>> begin EXERCISE INPUT

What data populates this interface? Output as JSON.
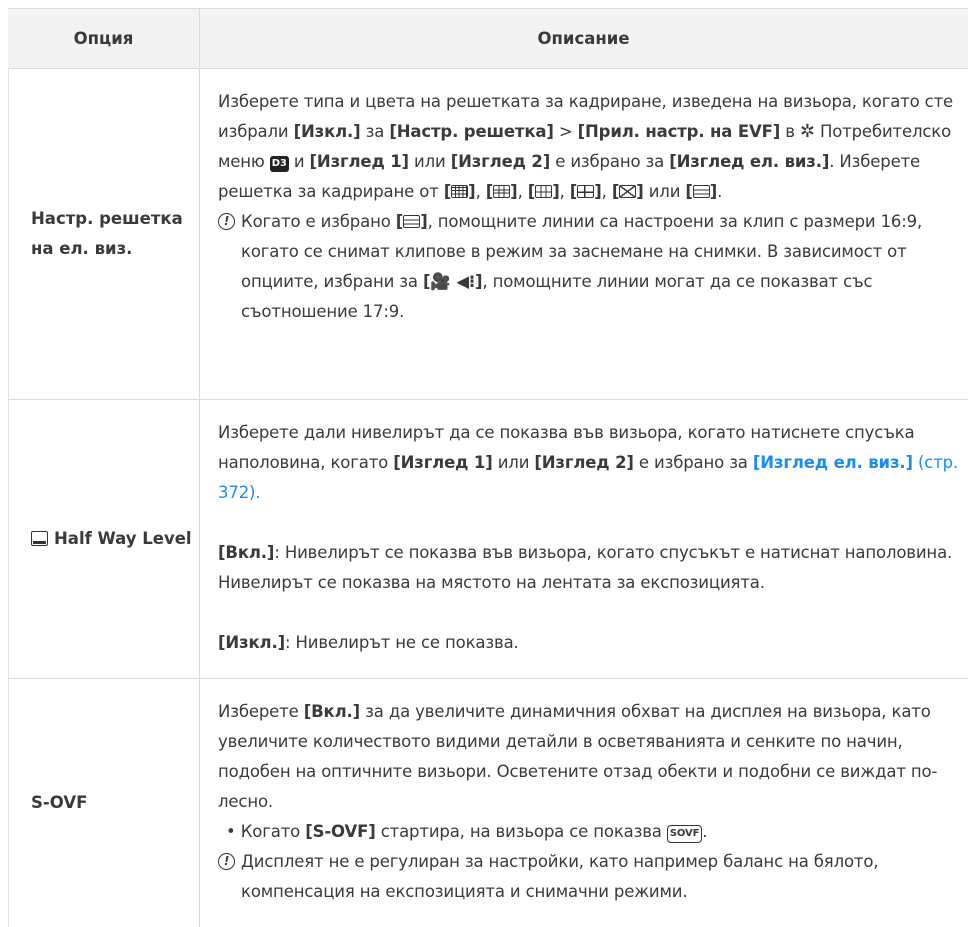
{
  "table": {
    "headers": {
      "option": "Опция",
      "description": "Описание"
    },
    "rows": [
      {
        "option": "Настр. решетка на ел. виз.",
        "desc": {
          "t1": "Изберете типа и цвета на решетката за кадриране, изведена на визьора, когато сте избрали ",
          "b1": "[Изкл.]",
          "t2": " за ",
          "b2": "[Настр. решетка]",
          "t3": " > ",
          "b3": "[Прил. настр. на EVF]",
          "t4": " в ",
          "t5": " Потребителско меню ",
          "menu_tab": "D3",
          "t6": " и ",
          "b4": "[Изглед 1]",
          "t7": " или ",
          "b5": "[Изглед 2]",
          "t8": " е избрано за ",
          "b6": "[Изглед ел. виз.]",
          "t9": ". Изберете решетка за кадриране от ",
          "sep": ", ",
          "or": " или ",
          "end": ".",
          "note_icon": "!",
          "note1": "Когато е избрано ",
          "note2": ", помощните линии са настроени за клип с размери 16:9, когато се снимат клипове в режим за заснемане на снимки. В зависимост от опциите, избрани за ",
          "note_b": "[🎥 ◀⁝]",
          "note3": ", помощните линии могат да се показват със съотношение 17:9."
        },
        "grid_icons": [
          "grid-4x4-icon",
          "grid-3x3-icon",
          "grid-3x3-alt-icon",
          "grid-center-icon",
          "grid-diagonal-icon",
          "grid-169-icon"
        ]
      },
      {
        "option": "Half Way Level",
        "desc": {
          "p1a": "Изберете дали нивелирът да се показва във визьора, когато натиснете спусъка наполовина, когато ",
          "b1": "[Изглед 1]",
          "p1b": " или ",
          "b2": "[Изглед 2]",
          "p1c": " е избрано за ",
          "link_b": "[Изглед ел. виз.]",
          "link_t": " (стр. 372)",
          "p1d": ".",
          "p2b": "[Вкл.]",
          "p2": ": Нивелирът се показва във визьора, когато спусъкът е натиснат наполовина. Нивелирът се показва на мястото на лентата за експозицията.",
          "p3b": "[Изкл.]",
          "p3": ": Нивелирът не се показва."
        }
      },
      {
        "option": "S-OVF",
        "desc": {
          "p1a": "Изберете ",
          "b1": "[Вкл.]",
          "p1b": " за да увеличите динамичния обхват на дисплея на визьора, като увеличите количеството видими детайли в осветяванията и сенките по начин, подобен на оптичните визьори. Осветените отзад обекти и подобни се виждат по-лесно.",
          "bullet_char": "•",
          "bul_a": "Когато ",
          "bul_b": "[S-OVF]",
          "bul_c": " стартира, на визьора се показва ",
          "sovf_icon": "SOVF",
          "bul_d": ".",
          "note_icon": "!",
          "note": "Дисплеят не е регулиран за настройки, като например баланс на бялото, компенсация на експозицията и снимачни режими."
        }
      }
    ]
  }
}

>> end EXERCISE INPUT

■ WHAT YOU ARE ASKED TO DO: Only lines with the word "Изглед" are wanted, so copy each one from the records.

■ COMPLETED EXERCISE:
          "b4": "[Изглед 1]",
          "b5": "[Изглед 2]",
          "b6": "[Изглед ел. виз.]",
          "b1": "[Изглед 1]",
          "b2": "[Изглед 2]",
          "link_b": "[Изглед ел. виз.]",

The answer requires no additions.